== Requirement ==
Please show every line in the entries below that includes the word "screenshot".

Source material: Begin

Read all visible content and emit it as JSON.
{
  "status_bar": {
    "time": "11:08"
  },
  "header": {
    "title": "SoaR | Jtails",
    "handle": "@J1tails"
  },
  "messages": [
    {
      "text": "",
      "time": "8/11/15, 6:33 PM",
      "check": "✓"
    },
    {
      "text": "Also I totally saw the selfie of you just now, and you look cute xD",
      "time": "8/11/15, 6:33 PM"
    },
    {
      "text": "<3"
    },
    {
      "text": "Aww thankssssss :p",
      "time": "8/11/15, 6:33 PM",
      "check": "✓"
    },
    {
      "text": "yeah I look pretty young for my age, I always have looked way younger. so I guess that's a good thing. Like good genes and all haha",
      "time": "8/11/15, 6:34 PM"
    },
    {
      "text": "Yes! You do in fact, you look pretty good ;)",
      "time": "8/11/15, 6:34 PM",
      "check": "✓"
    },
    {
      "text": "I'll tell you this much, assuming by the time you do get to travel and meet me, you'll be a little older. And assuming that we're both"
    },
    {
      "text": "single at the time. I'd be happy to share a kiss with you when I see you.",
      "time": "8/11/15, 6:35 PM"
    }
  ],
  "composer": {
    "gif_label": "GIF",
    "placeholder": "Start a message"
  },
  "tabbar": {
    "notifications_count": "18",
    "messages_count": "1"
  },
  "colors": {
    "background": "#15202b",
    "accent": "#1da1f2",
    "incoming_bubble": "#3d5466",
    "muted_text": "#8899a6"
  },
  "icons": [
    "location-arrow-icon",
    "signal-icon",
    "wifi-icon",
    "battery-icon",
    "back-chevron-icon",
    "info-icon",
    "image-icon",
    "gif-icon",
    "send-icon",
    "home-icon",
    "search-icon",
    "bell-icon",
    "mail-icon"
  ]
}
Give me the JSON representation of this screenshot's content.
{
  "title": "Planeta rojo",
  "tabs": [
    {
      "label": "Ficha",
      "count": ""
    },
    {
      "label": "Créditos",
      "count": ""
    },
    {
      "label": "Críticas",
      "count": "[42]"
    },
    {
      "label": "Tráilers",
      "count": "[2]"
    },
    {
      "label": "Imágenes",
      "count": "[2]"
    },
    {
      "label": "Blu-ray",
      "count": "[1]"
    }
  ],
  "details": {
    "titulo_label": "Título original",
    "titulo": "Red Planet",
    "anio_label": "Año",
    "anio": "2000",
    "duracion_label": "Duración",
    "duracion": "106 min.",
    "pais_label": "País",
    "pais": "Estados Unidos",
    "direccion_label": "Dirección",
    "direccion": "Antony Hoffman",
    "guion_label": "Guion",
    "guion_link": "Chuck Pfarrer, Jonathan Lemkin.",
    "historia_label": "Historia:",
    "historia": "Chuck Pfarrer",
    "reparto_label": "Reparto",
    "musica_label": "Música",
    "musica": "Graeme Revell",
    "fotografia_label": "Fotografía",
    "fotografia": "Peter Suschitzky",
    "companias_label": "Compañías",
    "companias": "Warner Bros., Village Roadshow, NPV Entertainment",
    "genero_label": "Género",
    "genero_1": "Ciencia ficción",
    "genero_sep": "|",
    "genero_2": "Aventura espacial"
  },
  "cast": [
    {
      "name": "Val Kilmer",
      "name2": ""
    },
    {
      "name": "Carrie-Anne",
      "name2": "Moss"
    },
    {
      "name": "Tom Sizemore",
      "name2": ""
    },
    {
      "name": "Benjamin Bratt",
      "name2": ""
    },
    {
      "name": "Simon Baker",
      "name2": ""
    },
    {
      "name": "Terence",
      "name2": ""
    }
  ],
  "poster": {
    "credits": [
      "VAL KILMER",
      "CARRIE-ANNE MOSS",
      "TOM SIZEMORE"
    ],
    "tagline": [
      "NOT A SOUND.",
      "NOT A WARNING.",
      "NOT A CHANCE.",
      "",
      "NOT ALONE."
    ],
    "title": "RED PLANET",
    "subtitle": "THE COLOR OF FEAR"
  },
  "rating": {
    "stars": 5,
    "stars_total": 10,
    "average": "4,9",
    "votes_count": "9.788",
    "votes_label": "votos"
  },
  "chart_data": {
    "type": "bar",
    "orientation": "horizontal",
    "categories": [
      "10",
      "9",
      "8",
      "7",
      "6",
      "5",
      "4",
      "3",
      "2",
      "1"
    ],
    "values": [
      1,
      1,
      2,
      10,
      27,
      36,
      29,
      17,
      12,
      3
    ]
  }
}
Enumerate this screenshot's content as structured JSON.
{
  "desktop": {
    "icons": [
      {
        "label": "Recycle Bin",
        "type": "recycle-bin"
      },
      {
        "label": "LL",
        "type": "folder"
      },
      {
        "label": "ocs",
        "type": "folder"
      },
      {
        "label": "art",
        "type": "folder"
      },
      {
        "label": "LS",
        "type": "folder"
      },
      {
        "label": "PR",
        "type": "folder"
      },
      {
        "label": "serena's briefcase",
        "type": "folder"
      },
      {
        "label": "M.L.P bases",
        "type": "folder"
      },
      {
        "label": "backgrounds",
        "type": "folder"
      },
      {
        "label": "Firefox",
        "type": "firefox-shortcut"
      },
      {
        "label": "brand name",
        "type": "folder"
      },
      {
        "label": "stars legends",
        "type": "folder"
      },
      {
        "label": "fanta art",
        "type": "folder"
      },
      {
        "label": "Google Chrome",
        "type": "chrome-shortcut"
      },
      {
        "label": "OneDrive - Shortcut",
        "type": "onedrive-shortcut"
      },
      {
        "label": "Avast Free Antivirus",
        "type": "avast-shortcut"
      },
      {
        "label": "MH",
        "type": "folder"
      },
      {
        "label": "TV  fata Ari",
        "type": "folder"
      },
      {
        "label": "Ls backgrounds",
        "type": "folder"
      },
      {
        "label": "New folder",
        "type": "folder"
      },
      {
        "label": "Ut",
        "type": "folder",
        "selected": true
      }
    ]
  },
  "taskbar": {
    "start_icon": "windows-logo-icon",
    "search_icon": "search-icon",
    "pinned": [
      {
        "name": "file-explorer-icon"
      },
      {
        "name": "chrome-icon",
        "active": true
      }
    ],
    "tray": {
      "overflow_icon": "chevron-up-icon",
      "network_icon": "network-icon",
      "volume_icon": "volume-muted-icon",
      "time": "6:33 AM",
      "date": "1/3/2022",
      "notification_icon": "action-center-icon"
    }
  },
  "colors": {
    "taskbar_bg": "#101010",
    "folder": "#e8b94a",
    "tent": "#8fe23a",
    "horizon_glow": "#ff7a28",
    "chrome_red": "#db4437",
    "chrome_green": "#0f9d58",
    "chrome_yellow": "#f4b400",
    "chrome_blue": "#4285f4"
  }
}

Source material: End

== Solution below ==
Give me the JSON representation of this screenshot's content.
Enumerate this screenshot's content as structured JSON.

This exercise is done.